• **TASK DESCRIPTION**:
Nothing other than the lines from the one containing "What text is on this page?" through the close of the entries below should be printed, each exactly.

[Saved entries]

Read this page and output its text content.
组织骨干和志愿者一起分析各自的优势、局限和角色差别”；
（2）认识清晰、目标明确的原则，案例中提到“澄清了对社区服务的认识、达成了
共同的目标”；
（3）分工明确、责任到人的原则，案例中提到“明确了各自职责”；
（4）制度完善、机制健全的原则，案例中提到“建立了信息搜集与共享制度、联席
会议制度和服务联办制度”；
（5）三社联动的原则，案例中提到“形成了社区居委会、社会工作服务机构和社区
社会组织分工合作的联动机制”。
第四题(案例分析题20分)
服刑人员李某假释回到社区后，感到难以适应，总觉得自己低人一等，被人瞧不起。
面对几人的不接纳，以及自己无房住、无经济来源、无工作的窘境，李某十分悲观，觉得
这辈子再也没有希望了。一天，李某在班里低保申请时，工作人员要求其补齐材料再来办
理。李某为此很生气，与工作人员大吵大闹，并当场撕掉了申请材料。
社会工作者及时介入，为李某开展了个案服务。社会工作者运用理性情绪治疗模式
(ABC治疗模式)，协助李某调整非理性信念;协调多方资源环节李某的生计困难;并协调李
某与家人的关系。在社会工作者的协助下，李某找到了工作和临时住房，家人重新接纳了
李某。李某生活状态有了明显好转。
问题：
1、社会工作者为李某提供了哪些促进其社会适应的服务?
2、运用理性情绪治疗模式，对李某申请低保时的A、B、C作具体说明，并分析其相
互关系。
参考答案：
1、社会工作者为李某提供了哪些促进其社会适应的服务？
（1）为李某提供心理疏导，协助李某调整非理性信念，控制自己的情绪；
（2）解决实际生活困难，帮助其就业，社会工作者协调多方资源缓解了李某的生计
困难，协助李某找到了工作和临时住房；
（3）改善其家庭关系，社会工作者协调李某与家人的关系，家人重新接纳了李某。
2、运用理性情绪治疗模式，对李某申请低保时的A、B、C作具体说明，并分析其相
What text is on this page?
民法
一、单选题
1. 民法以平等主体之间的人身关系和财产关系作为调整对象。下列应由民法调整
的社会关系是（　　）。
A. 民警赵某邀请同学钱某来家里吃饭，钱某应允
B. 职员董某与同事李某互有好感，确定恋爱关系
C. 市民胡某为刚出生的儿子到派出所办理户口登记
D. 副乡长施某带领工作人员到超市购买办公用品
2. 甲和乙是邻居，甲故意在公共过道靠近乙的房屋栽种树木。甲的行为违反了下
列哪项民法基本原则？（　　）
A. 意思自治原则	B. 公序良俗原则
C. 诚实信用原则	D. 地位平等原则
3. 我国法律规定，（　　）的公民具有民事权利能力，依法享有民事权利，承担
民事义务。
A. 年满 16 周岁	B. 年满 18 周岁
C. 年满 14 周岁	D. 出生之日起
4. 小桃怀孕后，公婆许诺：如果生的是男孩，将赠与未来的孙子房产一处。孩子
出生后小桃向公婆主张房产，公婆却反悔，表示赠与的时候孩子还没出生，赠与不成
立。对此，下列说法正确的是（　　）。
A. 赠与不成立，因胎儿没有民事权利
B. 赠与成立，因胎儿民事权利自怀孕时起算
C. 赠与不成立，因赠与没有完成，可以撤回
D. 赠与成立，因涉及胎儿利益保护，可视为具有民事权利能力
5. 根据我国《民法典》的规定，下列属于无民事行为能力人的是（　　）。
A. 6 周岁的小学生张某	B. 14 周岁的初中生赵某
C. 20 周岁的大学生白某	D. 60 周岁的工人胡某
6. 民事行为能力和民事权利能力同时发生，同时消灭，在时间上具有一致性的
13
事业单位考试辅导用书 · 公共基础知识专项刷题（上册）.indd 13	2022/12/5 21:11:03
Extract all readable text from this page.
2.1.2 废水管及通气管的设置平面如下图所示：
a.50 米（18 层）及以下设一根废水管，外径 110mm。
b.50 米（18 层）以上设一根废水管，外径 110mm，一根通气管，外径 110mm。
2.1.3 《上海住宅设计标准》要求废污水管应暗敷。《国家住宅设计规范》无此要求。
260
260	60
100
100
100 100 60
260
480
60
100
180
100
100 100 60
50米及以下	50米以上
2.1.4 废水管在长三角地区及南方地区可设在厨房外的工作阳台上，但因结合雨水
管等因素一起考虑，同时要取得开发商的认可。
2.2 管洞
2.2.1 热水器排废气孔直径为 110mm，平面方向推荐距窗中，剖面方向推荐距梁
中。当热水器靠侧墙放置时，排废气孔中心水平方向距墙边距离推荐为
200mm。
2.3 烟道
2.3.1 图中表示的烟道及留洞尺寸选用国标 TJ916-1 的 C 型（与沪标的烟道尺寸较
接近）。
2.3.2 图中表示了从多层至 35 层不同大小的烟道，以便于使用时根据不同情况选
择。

• **TASK SOLUTION**:
What text is on this page?
民法
一、单选题
1. 民法以平等主体之间的人身关系和财产关系作为调整对象。下列应由民法调整
的社会关系是（　　）。
A. 民警赵某邀请同学钱某来家里吃饭，钱某应允
B. 职员董某与同事李某互有好感，确定恋爱关系
C. 市民胡某为刚出生的儿子到派出所办理户口登记
D. 副乡长施某带领工作人员到超市购买办公用品
2. 甲和乙是邻居，甲故意在公共过道靠近乙的房屋栽种树木。甲的行为违反了下
列哪项民法基本原则？（　　）
A. 意思自治原则	B. 公序良俗原则
C. 诚实信用原则	D. 地位平等原则
3. 我国法律规定，（　　）的公民具有民事权利能力，依法享有民事权利，承担
民事义务。
A. 年满 16 周岁	B. 年满 18 周岁
C. 年满 14 周岁	D. 出生之日起
4. 小桃怀孕后，公婆许诺：如果生的是男孩，将赠与未来的孙子房产一处。孩子
出生后小桃向公婆主张房产，公婆却反悔，表示赠与的时候孩子还没出生，赠与不成
立。对此，下列说法正确的是（　　）。
A. 赠与不成立，因胎儿没有民事权利
B. 赠与成立，因胎儿民事权利自怀孕时起算
C. 赠与不成立，因赠与没有完成，可以撤回
D. 赠与成立，因涉及胎儿利益保护，可视为具有民事权利能力
5. 根据我国《民法典》的规定，下列属于无民事行为能力人的是（　　）。
A. 6 周岁的小学生张某	B. 14 周岁的初中生赵某
C. 20 周岁的大学生白某	D. 60 周岁的工人胡某
6. 民事行为能力和民事权利能力同时发生，同时消灭，在时间上具有一致性的
13
事业单位考试辅导用书 · 公共基础知识专项刷题（上册）.indd 13	2022/12/5 21:11:03
Extract all readable text from this page.
2.1.2 废水管及通气管的设置平面如下图所示：
a.50 米（18 层）及以下设一根废水管，外径 110mm。
b.50 米（18 层）以上设一根废水管，外径 110mm，一根通气管，外径 110mm。
2.1.3 《上海住宅设计标准》要求废污水管应暗敷。《国家住宅设计规范》无此要求。
260
260	60
100
100
100 100 60
260
480
60
100
180
100
100 100 60
50米及以下	50米以上
2.1.4 废水管在长三角地区及南方地区可设在厨房外的工作阳台上，但因结合雨水
管等因素一起考虑，同时要取得开发商的认可。
2.2 管洞
2.2.1 热水器排废气孔直径为 110mm，平面方向推荐距窗中，剖面方向推荐距梁
中。当热水器靠侧墙放置时，排废气孔中心水平方向距墙边距离推荐为
200mm。
2.3 烟道
2.3.1 图中表示的烟道及留洞尺寸选用国标 TJ916-1 的 C 型（与沪标的烟道尺寸较
接近）。
2.3.2 图中表示了从多层至 35 层不同大小的烟道，以便于使用时根据不同情况选
择。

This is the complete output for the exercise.